Material for this task

——

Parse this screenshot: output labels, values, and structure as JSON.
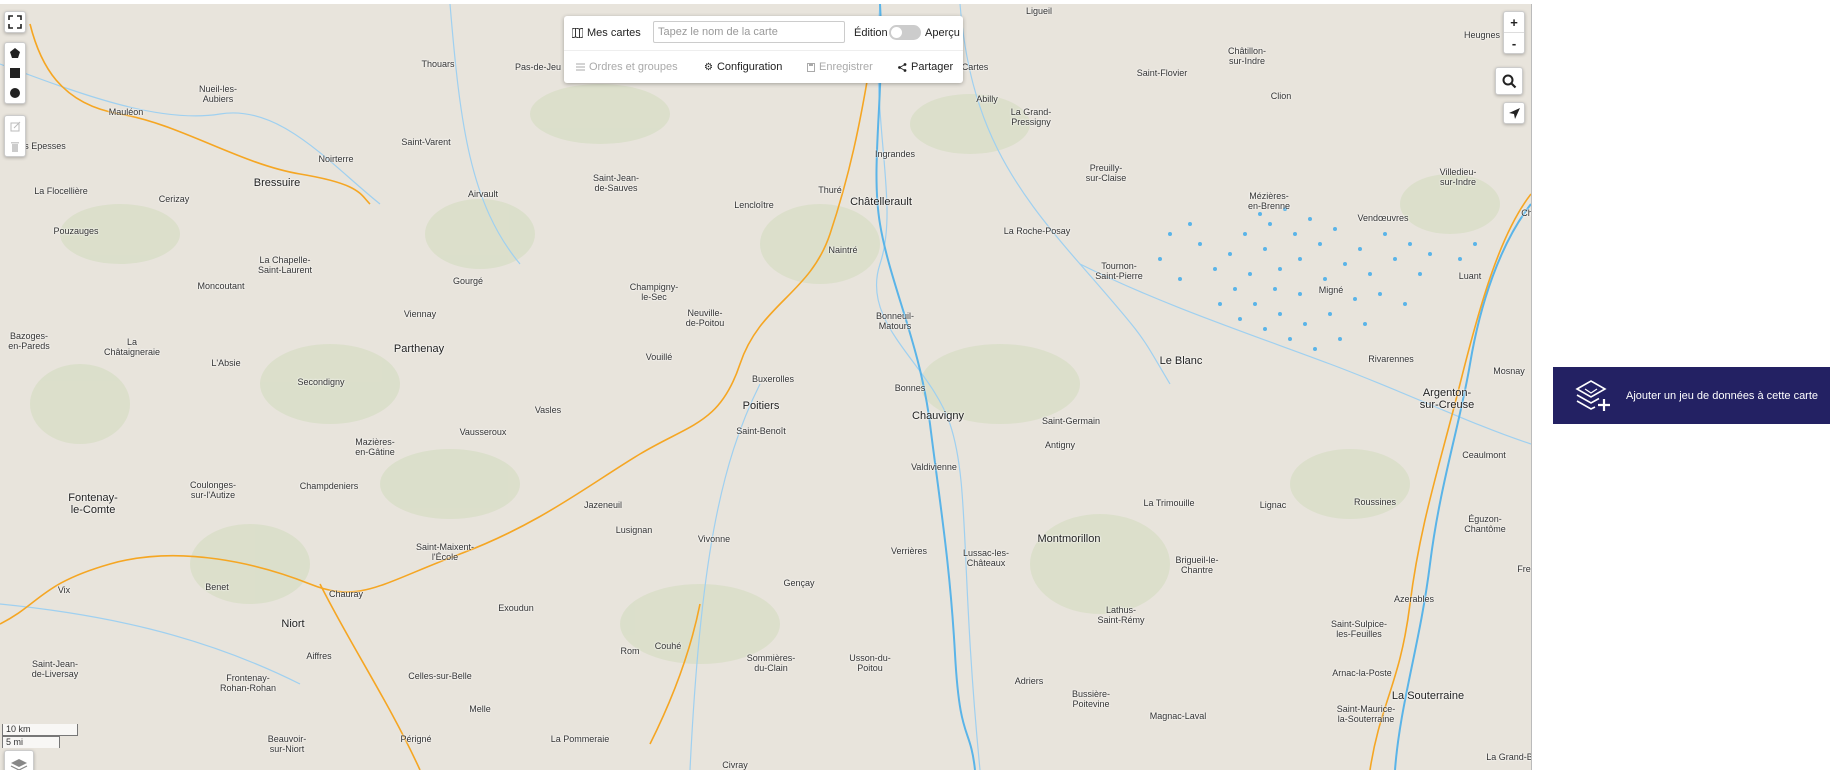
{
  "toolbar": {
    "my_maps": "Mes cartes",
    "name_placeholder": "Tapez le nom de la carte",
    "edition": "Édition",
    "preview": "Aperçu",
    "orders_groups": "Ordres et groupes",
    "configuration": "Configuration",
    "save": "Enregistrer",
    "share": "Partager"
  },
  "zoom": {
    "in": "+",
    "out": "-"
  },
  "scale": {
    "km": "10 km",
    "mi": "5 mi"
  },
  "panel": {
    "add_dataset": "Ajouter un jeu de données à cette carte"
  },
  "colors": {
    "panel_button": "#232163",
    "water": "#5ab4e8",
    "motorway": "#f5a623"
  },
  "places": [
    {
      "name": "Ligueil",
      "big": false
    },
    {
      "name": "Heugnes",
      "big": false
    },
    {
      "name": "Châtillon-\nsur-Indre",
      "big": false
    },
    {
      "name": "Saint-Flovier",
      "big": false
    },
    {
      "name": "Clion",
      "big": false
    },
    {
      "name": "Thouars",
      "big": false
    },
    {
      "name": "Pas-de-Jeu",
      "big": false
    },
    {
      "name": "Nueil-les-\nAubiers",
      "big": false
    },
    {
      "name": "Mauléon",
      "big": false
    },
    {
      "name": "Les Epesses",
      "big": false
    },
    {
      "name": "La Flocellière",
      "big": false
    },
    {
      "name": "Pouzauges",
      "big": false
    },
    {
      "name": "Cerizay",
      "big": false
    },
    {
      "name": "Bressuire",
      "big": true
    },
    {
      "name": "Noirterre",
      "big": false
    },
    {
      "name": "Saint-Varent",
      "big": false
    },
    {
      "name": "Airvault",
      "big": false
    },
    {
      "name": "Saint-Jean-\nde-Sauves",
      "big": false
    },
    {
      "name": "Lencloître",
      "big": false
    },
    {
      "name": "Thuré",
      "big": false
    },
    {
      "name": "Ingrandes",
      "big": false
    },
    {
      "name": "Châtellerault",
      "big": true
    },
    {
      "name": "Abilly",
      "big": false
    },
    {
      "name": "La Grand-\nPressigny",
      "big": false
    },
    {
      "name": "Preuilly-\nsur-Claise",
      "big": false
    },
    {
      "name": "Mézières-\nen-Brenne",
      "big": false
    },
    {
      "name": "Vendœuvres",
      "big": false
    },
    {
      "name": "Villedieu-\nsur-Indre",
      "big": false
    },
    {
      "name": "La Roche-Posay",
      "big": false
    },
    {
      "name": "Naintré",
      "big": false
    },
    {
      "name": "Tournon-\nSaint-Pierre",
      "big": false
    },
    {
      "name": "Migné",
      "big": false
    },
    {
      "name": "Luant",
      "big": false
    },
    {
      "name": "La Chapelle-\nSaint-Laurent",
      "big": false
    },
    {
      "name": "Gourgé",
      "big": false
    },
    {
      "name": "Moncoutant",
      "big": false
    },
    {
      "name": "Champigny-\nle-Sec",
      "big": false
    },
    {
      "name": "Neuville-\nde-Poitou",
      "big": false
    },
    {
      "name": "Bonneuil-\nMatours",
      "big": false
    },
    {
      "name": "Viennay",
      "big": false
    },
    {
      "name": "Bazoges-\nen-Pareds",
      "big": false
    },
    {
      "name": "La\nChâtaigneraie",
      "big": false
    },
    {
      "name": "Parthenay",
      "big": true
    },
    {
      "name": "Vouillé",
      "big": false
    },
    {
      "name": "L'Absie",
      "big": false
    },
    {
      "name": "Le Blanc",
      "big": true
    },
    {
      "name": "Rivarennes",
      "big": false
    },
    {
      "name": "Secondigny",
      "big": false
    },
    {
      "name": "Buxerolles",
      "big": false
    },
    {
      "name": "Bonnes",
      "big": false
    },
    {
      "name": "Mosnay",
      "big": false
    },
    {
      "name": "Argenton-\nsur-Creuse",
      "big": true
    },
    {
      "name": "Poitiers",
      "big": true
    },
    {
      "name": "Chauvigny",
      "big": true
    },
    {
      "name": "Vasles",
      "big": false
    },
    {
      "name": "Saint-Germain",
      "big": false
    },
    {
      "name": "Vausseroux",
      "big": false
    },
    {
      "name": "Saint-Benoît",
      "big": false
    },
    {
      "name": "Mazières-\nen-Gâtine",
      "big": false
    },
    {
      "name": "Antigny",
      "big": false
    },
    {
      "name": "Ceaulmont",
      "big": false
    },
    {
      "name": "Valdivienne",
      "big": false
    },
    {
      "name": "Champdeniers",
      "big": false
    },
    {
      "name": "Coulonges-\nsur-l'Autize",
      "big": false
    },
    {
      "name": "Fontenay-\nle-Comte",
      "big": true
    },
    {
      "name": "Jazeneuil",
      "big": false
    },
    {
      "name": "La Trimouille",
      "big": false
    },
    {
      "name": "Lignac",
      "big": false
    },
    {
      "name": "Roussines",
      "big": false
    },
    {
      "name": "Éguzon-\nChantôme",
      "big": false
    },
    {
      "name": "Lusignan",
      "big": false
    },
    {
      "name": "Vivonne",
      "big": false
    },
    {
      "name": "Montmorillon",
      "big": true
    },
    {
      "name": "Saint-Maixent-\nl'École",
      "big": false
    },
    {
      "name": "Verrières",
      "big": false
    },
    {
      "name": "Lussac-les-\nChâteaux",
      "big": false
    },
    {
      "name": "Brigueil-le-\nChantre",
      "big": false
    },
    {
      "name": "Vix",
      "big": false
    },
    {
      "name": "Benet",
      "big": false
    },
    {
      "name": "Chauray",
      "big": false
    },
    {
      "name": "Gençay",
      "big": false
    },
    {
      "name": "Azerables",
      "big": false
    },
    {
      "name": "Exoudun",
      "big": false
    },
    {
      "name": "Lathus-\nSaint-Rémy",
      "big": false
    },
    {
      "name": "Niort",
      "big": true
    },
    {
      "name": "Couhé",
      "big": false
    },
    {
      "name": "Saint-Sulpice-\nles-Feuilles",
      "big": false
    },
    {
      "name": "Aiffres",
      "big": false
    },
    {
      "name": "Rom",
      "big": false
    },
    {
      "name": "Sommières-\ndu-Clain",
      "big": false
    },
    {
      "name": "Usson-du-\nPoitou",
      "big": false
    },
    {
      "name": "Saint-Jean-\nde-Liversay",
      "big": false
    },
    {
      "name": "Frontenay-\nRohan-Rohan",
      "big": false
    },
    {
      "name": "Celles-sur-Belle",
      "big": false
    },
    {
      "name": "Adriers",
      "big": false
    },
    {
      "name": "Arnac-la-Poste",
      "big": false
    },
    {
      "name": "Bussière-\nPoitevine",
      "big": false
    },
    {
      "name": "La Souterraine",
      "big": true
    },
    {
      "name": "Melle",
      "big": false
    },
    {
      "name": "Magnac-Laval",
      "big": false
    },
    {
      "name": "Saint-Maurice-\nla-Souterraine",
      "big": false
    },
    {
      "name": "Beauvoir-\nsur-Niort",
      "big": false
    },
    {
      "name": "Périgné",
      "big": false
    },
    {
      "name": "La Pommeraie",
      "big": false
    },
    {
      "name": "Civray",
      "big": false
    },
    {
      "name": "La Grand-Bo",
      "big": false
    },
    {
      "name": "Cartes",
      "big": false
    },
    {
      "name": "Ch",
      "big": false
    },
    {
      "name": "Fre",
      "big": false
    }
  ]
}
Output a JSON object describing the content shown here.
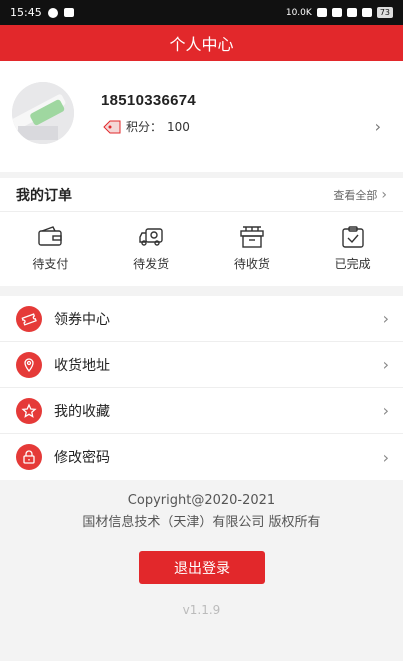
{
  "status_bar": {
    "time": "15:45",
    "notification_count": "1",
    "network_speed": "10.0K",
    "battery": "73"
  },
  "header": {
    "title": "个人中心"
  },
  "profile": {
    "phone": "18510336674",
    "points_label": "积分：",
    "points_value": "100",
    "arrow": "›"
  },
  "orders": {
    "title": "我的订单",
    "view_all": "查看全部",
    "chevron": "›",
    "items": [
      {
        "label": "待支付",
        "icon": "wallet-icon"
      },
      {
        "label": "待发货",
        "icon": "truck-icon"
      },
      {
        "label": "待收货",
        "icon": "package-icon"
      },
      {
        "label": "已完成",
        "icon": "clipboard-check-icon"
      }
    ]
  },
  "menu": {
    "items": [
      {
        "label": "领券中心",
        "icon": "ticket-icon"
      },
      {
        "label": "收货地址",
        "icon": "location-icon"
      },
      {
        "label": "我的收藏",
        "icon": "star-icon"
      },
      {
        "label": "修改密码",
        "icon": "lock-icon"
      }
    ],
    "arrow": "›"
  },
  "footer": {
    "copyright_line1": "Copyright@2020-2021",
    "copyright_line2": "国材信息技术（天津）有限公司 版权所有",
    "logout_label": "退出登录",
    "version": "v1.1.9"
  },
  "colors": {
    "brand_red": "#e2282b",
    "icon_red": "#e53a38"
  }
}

——

Request
Locate the line containing "Output a JSON" in the records above, then output it and every line after it through the last, excluding pictures.

Exercise result
Output a JSON object describing the content shown here.
{
  "status_bar": {
    "time": "15:45",
    "notification_count": "1",
    "network_speed": "10.0K",
    "battery": "73"
  },
  "header": {
    "title": "个人中心"
  },
  "profile": {
    "phone": "18510336674",
    "points_label": "积分：",
    "points_value": "100",
    "arrow": "›"
  },
  "orders": {
    "title": "我的订单",
    "view_all": "查看全部",
    "chevron": "›",
    "items": [
      {
        "label": "待支付",
        "icon": "wallet-icon"
      },
      {
        "label": "待发货",
        "icon": "truck-icon"
      },
      {
        "label": "待收货",
        "icon": "package-icon"
      },
      {
        "label": "已完成",
        "icon": "clipboard-check-icon"
      }
    ]
  },
  "menu": {
    "items": [
      {
        "label": "领券中心",
        "icon": "ticket-icon"
      },
      {
        "label": "收货地址",
        "icon": "location-icon"
      },
      {
        "label": "我的收藏",
        "icon": "star-icon"
      },
      {
        "label": "修改密码",
        "icon": "lock-icon"
      }
    ],
    "arrow": "›"
  },
  "footer": {
    "copyright_line1": "Copyright@2020-2021",
    "copyright_line2": "国材信息技术（天津）有限公司 版权所有",
    "logout_label": "退出登录",
    "version": "v1.1.9"
  },
  "colors": {
    "brand_red": "#e2282b",
    "icon_red": "#e53a38"
  }
}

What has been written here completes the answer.